# Written instruction 1:
Answer these questions about the Rina Sawayama passage.
(a) At which venue was Sawayama performing when she told the crowd about the label exec?
(b) At which university did she study?
(c) With what single, and in what year, did she begin her solo career?

------ Supplied passage

London-based singer-songwriter Rina Sawayama is one of the most iconic singers in England today, blessing the world with pansexual bops and analysis of how technology both connects and divides us, with songs about racial prejudice.
“So, my name is Rina Sawayama, and I found out one label exec jokingly called me Rina Wagamama,” she told the crowd on stage at Manchester’s Albert Hall, performing at one of a string of shows supporting Charli XCX, NME reported. “I was pursuing a deal with them, but you know, that’s gone,” she finished breezily. (https://www.nme.com/music-interviews/rina-sawayama-stfu-interview-2570843#Pj7sskhUiSPACuST.99)
Her new track, ‘STFU!’ was inspired by racial microaggressions she has had to deal with throughout her life. Sawayama, who lived in Japan until the age of five when her family decided to move to London, England, where she was raised and currently lives. She studied politics, psychology and sociology at the University of Cambridge and decided to pursue music and modelling. After graduating from the university with a degree in politics, she began her solo career with the single “Sleeping in Walking” in 2013.

------------

# Written instruction 2:
Please copy the rows from the line with "legend-entry-blue: blue curve − η" to the line with "data-marker: [116, 730, 123, 737]", replacing "y-tick-label" with "y-axis-tick-label" and leaving everything else unchanged. Return only those lines.

------ Raw data

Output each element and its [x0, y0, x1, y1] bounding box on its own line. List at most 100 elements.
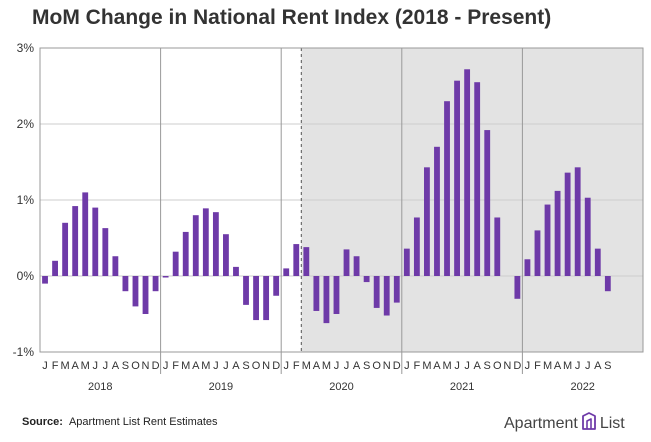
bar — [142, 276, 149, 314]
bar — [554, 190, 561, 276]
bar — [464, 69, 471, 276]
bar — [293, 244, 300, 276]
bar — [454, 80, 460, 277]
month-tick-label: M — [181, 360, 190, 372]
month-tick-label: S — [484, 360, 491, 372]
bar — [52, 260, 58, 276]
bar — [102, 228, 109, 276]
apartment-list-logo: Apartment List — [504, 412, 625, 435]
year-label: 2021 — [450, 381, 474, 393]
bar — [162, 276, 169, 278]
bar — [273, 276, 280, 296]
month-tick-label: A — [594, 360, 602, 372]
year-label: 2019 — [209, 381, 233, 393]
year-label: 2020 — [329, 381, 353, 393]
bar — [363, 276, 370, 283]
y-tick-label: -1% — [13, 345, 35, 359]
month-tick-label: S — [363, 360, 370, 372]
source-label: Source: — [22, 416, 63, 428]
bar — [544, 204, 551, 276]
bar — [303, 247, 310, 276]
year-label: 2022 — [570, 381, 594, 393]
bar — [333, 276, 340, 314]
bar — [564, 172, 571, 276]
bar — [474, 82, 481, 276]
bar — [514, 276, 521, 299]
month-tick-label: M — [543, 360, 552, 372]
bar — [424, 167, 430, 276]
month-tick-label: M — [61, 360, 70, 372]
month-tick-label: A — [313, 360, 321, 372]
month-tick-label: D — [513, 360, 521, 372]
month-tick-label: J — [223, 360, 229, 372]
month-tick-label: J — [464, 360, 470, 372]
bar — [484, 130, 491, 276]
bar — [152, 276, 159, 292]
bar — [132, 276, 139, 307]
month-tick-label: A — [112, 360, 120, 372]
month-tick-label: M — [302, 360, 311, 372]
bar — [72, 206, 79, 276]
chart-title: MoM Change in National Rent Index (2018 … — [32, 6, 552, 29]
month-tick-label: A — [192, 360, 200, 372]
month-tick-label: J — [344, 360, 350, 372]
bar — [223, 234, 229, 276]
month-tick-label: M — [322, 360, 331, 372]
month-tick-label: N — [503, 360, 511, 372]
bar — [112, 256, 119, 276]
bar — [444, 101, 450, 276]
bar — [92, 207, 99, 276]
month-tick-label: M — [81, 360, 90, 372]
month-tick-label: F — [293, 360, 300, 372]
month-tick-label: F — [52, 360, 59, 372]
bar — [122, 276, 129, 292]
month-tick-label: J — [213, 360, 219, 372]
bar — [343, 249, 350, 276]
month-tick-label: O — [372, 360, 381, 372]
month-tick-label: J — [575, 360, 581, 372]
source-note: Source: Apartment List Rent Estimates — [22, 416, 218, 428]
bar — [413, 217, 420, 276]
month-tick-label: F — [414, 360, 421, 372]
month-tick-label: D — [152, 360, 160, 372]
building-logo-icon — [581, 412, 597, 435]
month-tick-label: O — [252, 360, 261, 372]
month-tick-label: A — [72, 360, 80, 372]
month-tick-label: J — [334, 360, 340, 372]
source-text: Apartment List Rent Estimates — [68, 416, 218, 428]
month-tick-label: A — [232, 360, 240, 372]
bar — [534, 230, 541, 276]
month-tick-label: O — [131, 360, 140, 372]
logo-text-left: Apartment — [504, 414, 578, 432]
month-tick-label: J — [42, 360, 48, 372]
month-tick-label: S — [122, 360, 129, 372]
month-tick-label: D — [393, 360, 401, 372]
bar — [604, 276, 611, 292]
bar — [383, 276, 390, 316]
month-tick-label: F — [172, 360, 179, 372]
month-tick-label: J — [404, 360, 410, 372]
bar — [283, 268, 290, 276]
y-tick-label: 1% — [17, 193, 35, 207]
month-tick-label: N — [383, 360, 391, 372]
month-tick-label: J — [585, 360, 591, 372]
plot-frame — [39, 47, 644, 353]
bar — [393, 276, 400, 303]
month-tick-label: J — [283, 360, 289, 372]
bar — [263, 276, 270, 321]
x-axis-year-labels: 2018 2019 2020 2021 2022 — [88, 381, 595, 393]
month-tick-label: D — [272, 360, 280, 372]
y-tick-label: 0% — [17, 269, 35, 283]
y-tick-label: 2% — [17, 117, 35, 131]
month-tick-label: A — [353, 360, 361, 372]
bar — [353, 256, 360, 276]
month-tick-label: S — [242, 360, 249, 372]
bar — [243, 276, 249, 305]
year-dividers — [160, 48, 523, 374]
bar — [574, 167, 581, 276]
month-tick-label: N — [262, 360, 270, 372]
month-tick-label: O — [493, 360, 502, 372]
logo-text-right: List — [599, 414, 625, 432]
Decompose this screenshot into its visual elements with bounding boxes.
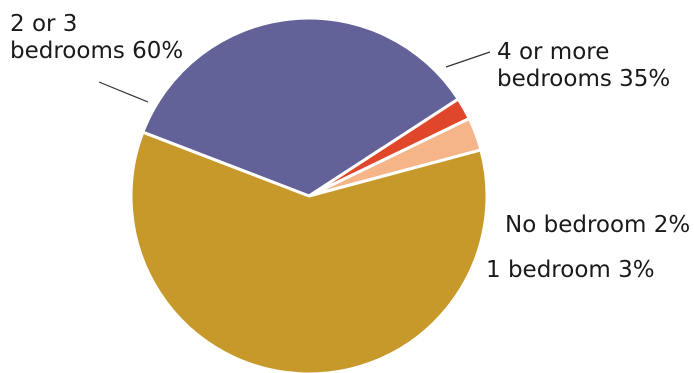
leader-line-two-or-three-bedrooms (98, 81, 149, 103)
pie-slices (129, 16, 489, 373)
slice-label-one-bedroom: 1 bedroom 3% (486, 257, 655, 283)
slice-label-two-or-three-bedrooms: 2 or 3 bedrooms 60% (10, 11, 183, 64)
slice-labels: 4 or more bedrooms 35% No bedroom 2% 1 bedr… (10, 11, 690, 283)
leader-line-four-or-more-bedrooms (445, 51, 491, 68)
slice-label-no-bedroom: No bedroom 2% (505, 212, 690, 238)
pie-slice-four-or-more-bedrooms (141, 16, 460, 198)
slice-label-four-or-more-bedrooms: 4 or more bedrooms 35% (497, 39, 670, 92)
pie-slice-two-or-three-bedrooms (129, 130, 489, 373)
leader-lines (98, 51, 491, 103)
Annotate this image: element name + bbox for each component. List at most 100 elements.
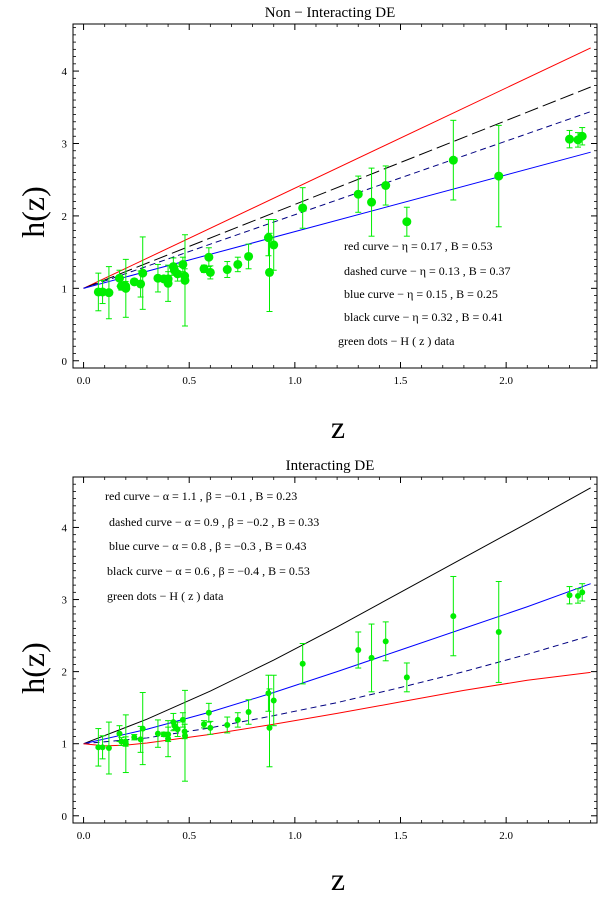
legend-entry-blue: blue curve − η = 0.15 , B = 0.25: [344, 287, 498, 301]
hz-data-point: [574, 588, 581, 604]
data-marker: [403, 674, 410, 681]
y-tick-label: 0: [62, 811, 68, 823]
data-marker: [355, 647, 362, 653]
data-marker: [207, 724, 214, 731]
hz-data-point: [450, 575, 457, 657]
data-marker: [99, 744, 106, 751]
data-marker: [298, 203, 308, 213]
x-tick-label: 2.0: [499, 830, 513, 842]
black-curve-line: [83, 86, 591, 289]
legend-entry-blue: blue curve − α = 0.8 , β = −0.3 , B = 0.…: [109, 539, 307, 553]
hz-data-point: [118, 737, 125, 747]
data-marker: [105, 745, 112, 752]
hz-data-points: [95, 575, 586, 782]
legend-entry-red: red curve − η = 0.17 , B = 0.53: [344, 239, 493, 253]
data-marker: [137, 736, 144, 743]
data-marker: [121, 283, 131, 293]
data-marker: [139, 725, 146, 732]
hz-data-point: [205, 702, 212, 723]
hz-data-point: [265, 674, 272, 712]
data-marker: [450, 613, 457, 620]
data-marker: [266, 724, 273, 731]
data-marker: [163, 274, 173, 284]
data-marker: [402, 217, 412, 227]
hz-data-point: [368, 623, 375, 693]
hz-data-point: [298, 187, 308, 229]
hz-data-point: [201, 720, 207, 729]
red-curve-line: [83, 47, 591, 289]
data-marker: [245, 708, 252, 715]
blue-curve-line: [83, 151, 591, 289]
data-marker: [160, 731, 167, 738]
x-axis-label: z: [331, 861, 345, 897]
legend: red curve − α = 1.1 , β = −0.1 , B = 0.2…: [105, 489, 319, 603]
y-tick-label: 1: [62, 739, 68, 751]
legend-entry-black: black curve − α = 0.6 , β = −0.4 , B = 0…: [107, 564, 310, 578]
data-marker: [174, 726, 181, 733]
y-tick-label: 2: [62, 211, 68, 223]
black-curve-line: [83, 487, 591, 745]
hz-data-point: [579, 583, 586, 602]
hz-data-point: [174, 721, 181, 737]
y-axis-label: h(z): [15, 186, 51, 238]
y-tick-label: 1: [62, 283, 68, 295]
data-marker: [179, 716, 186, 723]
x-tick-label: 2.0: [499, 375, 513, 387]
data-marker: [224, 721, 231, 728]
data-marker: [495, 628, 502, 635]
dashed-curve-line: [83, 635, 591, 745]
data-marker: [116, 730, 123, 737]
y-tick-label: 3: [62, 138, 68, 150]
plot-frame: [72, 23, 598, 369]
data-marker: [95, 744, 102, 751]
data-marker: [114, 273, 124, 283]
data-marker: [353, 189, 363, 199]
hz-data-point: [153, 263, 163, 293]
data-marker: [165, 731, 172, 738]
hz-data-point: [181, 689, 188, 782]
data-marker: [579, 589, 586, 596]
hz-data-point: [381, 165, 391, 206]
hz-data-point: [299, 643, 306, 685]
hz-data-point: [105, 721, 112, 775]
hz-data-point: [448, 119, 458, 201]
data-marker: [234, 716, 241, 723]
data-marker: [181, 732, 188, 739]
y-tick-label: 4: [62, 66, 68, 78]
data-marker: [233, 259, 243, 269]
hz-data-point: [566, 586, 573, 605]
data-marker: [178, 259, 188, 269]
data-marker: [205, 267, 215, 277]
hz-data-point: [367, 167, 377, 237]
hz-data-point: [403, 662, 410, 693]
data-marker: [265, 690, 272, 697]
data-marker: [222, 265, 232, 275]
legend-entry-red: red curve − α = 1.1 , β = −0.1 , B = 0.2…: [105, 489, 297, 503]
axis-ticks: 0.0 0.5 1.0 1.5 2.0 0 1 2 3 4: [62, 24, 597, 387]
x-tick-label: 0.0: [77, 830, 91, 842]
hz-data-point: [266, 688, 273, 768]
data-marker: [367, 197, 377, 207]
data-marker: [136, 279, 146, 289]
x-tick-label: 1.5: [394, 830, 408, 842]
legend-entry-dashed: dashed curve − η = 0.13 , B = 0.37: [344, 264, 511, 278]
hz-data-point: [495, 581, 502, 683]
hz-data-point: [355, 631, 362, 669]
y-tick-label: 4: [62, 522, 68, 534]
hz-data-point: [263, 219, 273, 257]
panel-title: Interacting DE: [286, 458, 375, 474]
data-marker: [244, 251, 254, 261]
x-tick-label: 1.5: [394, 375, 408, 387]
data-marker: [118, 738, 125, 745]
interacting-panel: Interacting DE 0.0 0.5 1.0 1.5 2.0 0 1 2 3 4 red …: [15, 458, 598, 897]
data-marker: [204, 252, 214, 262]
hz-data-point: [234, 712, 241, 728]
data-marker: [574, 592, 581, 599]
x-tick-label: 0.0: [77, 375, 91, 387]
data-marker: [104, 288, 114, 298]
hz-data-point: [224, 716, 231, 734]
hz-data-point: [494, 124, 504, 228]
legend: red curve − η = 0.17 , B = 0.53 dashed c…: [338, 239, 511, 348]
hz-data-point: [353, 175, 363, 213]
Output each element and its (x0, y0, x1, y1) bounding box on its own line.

------------

# Correct answer 1:
(a) Manchester’s Albert Hall
(b) The University of Cambridge
(c) “Sleeping in Walking,” in 2013

# Correct answer 2:
legend-entry-blue: blue curve − η = 0.15 , B = 0.25: [344, 287, 498, 301]
hz-data-point: [574, 588, 581, 604]
data-marker: [403, 674, 410, 681]
y-axis-tick-label: 0: [62, 811, 68, 823]
data-marker: [355, 647, 362, 653]
data-marker: [207, 724, 214, 731]
hz-data-point: [450, 575, 457, 657]
data-marker: [99, 744, 106, 751]
data-marker: [298, 203, 308, 213]
x-tick-label: 2.0: [499, 830, 513, 842]
black-curve-line: [83, 86, 591, 289]
legend-entry-blue: blue curve − α = 0.8 , β = −0.3 , B = 0.…: [109, 539, 307, 553]
hz-data-point: [118, 737, 125, 747]
data-marker: [105, 745, 112, 752]
hz-data-points: [95, 575, 586, 782]
legend-entry-red: red curve − η = 0.17 , B = 0.53: [344, 239, 493, 253]
data-marker: [137, 736, 144, 743]
data-marker: [121, 283, 131, 293]
data-marker: [139, 725, 146, 732]
hz-data-point: [205, 702, 212, 723]
hz-data-point: [265, 674, 272, 712]
data-marker: [450, 613, 457, 620]
data-marker: [266, 724, 273, 731]
data-marker: [163, 274, 173, 284]
data-marker: [402, 217, 412, 227]
hz-data-point: [368, 623, 375, 693]
hz-data-point: [298, 187, 308, 229]
hz-data-point: [201, 720, 207, 729]
red-curve-line: [83, 47, 591, 289]
data-marker: [245, 708, 252, 715]
blue-curve-line: [83, 151, 591, 289]
data-marker: [160, 731, 167, 738]
x-axis-label: z: [331, 861, 345, 897]
legend: red curve − α = 1.1 , β = −0.1 , B = 0.2…: [105, 489, 319, 603]
y-axis-tick-label: 1: [62, 739, 68, 751]
legend-entry-black: black curve − α = 0.6 , β = −0.4 , B = 0…: [107, 564, 310, 578]
data-marker: [174, 726, 181, 733]
y-axis-tick-label: 2: [62, 211, 68, 223]
black-curve-line: [83, 487, 591, 745]
hz-data-point: [579, 583, 586, 602]
hz-data-point: [174, 721, 181, 737]
y-axis-label: h(z): [15, 186, 51, 238]
y-axis-tick-label: 1: [62, 283, 68, 295]
data-marker: [179, 716, 186, 723]
x-tick-label: 2.0: [499, 375, 513, 387]
data-marker: [224, 721, 231, 728]
data-marker: [495, 628, 502, 635]
dashed-curve-line: [83, 635, 591, 745]
data-marker: [116, 730, 123, 737]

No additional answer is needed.